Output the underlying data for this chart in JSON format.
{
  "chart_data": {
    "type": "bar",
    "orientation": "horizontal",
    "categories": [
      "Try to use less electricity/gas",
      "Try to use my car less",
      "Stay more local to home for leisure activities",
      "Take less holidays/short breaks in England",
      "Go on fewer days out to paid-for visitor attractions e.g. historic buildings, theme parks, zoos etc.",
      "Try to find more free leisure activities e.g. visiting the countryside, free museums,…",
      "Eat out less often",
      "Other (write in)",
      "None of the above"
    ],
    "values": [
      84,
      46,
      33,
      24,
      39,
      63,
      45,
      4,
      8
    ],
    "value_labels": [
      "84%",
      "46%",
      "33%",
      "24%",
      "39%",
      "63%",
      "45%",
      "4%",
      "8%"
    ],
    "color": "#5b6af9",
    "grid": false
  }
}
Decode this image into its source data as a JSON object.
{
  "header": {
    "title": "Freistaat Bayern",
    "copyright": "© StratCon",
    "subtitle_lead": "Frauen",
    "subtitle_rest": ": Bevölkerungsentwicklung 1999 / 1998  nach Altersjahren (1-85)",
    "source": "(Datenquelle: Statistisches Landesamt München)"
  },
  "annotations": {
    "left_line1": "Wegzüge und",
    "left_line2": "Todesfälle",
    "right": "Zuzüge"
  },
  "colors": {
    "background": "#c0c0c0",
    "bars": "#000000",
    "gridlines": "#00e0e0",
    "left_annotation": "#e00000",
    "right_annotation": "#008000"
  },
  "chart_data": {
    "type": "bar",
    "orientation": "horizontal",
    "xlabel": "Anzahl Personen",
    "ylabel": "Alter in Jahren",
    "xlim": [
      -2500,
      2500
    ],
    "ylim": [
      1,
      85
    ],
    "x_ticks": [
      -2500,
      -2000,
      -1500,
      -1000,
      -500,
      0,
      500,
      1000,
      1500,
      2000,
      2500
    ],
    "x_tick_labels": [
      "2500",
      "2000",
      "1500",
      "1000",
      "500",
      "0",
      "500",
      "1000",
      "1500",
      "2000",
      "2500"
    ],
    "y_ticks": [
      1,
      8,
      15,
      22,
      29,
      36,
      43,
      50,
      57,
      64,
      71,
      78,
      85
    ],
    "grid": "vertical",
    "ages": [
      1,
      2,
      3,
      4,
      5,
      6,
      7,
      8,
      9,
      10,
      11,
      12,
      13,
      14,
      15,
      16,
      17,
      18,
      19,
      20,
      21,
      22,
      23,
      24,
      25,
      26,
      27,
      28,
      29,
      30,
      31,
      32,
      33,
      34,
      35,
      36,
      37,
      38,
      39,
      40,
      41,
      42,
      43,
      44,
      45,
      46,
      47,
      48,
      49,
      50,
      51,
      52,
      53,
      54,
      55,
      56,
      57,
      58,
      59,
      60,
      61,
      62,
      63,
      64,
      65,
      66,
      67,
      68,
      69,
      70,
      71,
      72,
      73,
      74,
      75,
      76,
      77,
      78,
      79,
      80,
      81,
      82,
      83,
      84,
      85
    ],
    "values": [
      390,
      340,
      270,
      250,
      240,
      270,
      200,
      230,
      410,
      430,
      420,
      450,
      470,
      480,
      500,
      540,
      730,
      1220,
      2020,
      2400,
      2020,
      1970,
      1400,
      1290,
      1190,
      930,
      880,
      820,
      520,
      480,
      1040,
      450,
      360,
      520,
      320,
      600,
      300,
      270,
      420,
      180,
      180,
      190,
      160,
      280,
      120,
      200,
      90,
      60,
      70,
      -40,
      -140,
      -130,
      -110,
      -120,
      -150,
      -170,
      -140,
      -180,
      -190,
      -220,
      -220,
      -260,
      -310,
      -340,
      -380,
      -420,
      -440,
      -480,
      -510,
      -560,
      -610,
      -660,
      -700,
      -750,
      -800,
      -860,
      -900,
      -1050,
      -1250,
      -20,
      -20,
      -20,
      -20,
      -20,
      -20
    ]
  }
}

# PROBLEM STATEMENT
Each line that has the word "this" should be copied.

# TASK OUTPUT
Output the underlying data for this chart in JSON format.
Decode this image into its source data as a JSON object.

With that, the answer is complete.